LISTED ENTRIES ▸

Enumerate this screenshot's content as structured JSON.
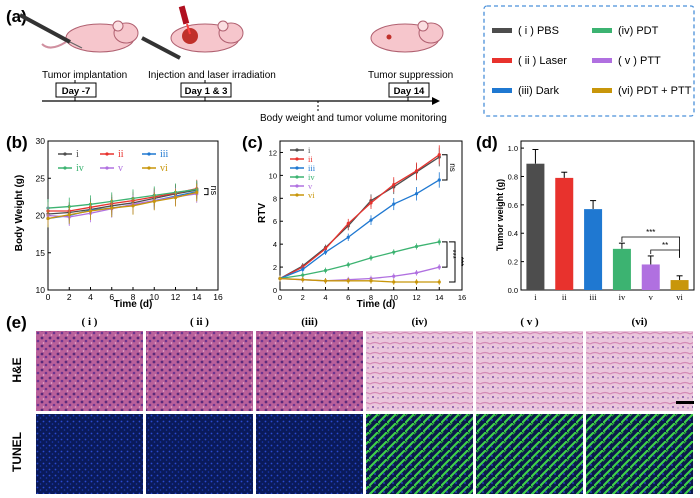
{
  "panels": {
    "a": "(a)",
    "b": "(b)",
    "c": "(c)",
    "d": "(d)",
    "e": "(e)"
  },
  "timeline": {
    "labels": [
      "Tumor implantation",
      "Injection and laser irradiation",
      "Tumor suppression"
    ],
    "days": [
      "Day -7",
      "Day 1 & 3",
      "Day 14"
    ],
    "monitor": "Body weight and tumor volume monitoring"
  },
  "legend_box": [
    {
      "label": "( i ) PBS",
      "color": "#4d4d4d"
    },
    {
      "label": "(iv) PDT",
      "color": "#3cb371"
    },
    {
      "label": "( ii ) Laser",
      "color": "#e8322d"
    },
    {
      "label": "( v ) PTT",
      "color": "#b070e0"
    },
    {
      "label": "(iii) Dark",
      "color": "#1f78d1"
    },
    {
      "label": "(vi) PDT + PTT",
      "color": "#c8960a"
    }
  ],
  "colors": {
    "i": "#4d4d4d",
    "ii": "#e8322d",
    "iii": "#1f78d1",
    "iv": "#3cb371",
    "v": "#b070e0",
    "vi": "#c8960a",
    "frame": "#4a90d9"
  },
  "chart_data": [
    {
      "id": "b",
      "type": "line",
      "xlabel": "Time (d)",
      "ylabel": "Body Weight (g)",
      "x": [
        0,
        2,
        4,
        6,
        8,
        10,
        12,
        14
      ],
      "xlim": [
        0,
        16
      ],
      "ylim": [
        10,
        30
      ],
      "xticks": [
        "0",
        "2",
        "4",
        "6",
        "8",
        "10",
        "12",
        "14",
        "16"
      ],
      "yticks": [
        "10",
        "15",
        "20",
        "25",
        "30"
      ],
      "legend": [
        "i",
        "ii",
        "iii",
        "iv",
        "v",
        "vi"
      ],
      "annotation": "ns",
      "series": [
        {
          "name": "i",
          "values": [
            20.2,
            20.4,
            20.8,
            21.3,
            21.7,
            22.3,
            22.9,
            23.4
          ]
        },
        {
          "name": "ii",
          "values": [
            20.6,
            20.6,
            21.1,
            21.6,
            22.0,
            22.5,
            23.0,
            23.6
          ]
        },
        {
          "name": "iii",
          "values": [
            19.6,
            20.0,
            20.7,
            21.0,
            21.4,
            22.0,
            22.6,
            23.2
          ]
        },
        {
          "name": "iv",
          "values": [
            21.0,
            21.2,
            21.5,
            21.9,
            22.3,
            22.7,
            23.1,
            23.5
          ]
        },
        {
          "name": "v",
          "values": [
            20.0,
            19.8,
            20.3,
            20.9,
            21.5,
            22.0,
            22.5,
            22.9
          ]
        },
        {
          "name": "vi",
          "values": [
            19.6,
            20.1,
            20.6,
            21.0,
            21.3,
            21.9,
            22.4,
            23.1
          ]
        }
      ]
    },
    {
      "id": "c",
      "type": "line",
      "xlabel": "Time (d)",
      "ylabel": "RTV",
      "x": [
        0,
        2,
        4,
        6,
        8,
        10,
        12,
        14
      ],
      "xlim": [
        0,
        16
      ],
      "ylim": [
        0,
        13
      ],
      "xticks": [
        "0",
        "2",
        "4",
        "6",
        "8",
        "10",
        "12",
        "14",
        "16"
      ],
      "yticks": [
        "0",
        "2",
        "4",
        "6",
        "8",
        "10",
        "12"
      ],
      "legend": [
        "i",
        "ii",
        "iii",
        "iv",
        "v",
        "vi"
      ],
      "annotations": [
        "ns",
        "***",
        "***"
      ],
      "series": [
        {
          "name": "i",
          "values": [
            1.0,
            2.1,
            3.7,
            5.6,
            7.8,
            9.0,
            10.3,
            11.6
          ]
        },
        {
          "name": "ii",
          "values": [
            1.0,
            2.0,
            3.6,
            5.8,
            7.6,
            9.2,
            10.4,
            11.8
          ]
        },
        {
          "name": "iii",
          "values": [
            1.0,
            1.8,
            3.3,
            4.6,
            6.1,
            7.5,
            8.4,
            9.6
          ]
        },
        {
          "name": "iv",
          "values": [
            1.0,
            1.3,
            1.7,
            2.2,
            2.8,
            3.3,
            3.8,
            4.2
          ]
        },
        {
          "name": "v",
          "values": [
            1.0,
            0.9,
            0.8,
            0.9,
            1.0,
            1.2,
            1.5,
            2.0
          ]
        },
        {
          "name": "vi",
          "values": [
            1.0,
            0.9,
            0.8,
            0.8,
            0.8,
            0.7,
            0.7,
            0.7
          ]
        }
      ]
    },
    {
      "id": "d",
      "type": "bar",
      "ylabel": "Tumor weight (g)",
      "categories": [
        "i",
        "ii",
        "iii",
        "iv",
        "v",
        "vi"
      ],
      "values": [
        0.89,
        0.79,
        0.57,
        0.29,
        0.18,
        0.07
      ],
      "errors": [
        0.1,
        0.04,
        0.06,
        0.04,
        0.06,
        0.03
      ],
      "ylim": [
        0,
        1.05
      ],
      "yticks": [
        "0.0",
        "0.2",
        "0.4",
        "0.6",
        "0.8",
        "1.0"
      ],
      "annotations": [
        "***",
        "**"
      ]
    }
  ],
  "histology": {
    "columns": [
      "( i )",
      "( ii )",
      "(iii)",
      "(iv)",
      "( v )",
      "(vi)"
    ],
    "rows": [
      "H&E",
      "TUNEL"
    ]
  }
}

EXERCISE DESCRIPTION ▸ Show the lines of the records that contain the word "ylabel".

OUTPUT BELOW ▸
      "ylabel": "Body Weight (g)",
      "ylabel": "RTV",
      "ylabel": "Tumor weight (g)",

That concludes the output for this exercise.